Stored data entries

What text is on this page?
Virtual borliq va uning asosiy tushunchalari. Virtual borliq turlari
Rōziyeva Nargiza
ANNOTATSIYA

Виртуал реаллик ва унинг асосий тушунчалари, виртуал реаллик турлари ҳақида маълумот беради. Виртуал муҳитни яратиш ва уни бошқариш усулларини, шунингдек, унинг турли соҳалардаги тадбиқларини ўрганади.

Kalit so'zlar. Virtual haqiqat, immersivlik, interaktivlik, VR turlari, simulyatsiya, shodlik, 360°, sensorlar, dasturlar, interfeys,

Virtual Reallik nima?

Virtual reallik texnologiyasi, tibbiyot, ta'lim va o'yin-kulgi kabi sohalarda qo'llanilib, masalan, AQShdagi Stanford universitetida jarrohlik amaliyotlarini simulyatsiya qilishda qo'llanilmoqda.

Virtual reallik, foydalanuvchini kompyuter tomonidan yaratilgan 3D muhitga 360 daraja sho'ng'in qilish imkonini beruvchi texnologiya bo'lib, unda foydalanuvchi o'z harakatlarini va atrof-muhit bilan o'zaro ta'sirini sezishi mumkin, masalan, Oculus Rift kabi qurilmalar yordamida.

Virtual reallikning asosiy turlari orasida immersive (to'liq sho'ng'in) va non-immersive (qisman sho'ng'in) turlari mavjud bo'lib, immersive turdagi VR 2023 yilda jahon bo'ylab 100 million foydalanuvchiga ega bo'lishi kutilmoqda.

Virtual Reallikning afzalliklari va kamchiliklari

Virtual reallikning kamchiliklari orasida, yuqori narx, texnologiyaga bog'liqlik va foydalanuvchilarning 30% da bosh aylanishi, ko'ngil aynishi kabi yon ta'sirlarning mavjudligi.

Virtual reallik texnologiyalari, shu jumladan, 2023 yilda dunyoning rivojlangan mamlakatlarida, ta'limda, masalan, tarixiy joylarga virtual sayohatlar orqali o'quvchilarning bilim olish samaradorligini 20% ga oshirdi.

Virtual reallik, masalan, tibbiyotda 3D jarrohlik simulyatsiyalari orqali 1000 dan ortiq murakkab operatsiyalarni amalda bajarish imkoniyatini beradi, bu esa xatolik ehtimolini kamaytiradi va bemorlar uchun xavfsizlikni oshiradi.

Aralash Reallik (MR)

* _Problem to solve_
Restate every record exactly, leaving nothing out.

* _Full answer_
What text is on this page?
Virtual borliq va uning asosiy tushunchalari. Virtual borliq turlari
Rōziyeva Nargiza
ANNOTATSIYA

Виртуал реаллик ва унинг асосий тушунчалари, виртуал реаллик турлари ҳақида маълумот беради. Виртуал муҳитни яратиш ва уни бошқариш усулларини, шунингдек, унинг турли соҳалардаги тадбиқларини ўрганади.

Kalit so'zlar. Virtual haqiqat, immersivlik, interaktivlik, VR turlari, simulyatsiya, shodlik, 360°, sensorlar, dasturlar, interfeys,

Virtual Reallik nima?

Virtual reallik texnologiyasi, tibbiyot, ta'lim va o'yin-kulgi kabi sohalarda qo'llanilib, masalan, AQShdagi Stanford universitetida jarrohlik amaliyotlarini simulyatsiya qilishda qo'llanilmoqda.

Virtual reallik, foydalanuvchini kompyuter tomonidan yaratilgan 3D muhitga 360 daraja sho'ng'in qilish imkonini beruvchi texnologiya bo'lib, unda foydalanuvchi o'z harakatlarini va atrof-muhit bilan o'zaro ta'sirini sezishi mumkin, masalan, Oculus Rift kabi qurilmalar yordamida.

Virtual reallikning asosiy turlari orasida immersive (to'liq sho'ng'in) va non-immersive (qisman sho'ng'in) turlari mavjud bo'lib, immersive turdagi VR 2023 yilda jahon bo'ylab 100 million foydalanuvchiga ega bo'lishi kutilmoqda.

Virtual Reallikning afzalliklari va kamchiliklari

Virtual reallikning kamchiliklari orasida, yuqori narx, texnologiyaga bog'liqlik va foydalanuvchilarning 30% da bosh aylanishi, ko'ngil aynishi kabi yon ta'sirlarning mavjudligi.

Virtual reallik texnologiyalari, shu jumladan, 2023 yilda dunyoning rivojlangan mamlakatlarida, ta'limda, masalan, tarixiy joylarga virtual sayohatlar orqali o'quvchilarning bilim olish samaradorligini 20% ga oshirdi.

Virtual reallik, masalan, tibbiyotda 3D jarrohlik simulyatsiyalari orqali 1000 dan ortiq murakkab operatsiyalarni amalda bajarish imkoniyatini beradi, bu esa xatolik ehtimolini kamaytiradi va bemorlar uchun xavfsizlikni oshiradi.

Aralash Reallik (MR)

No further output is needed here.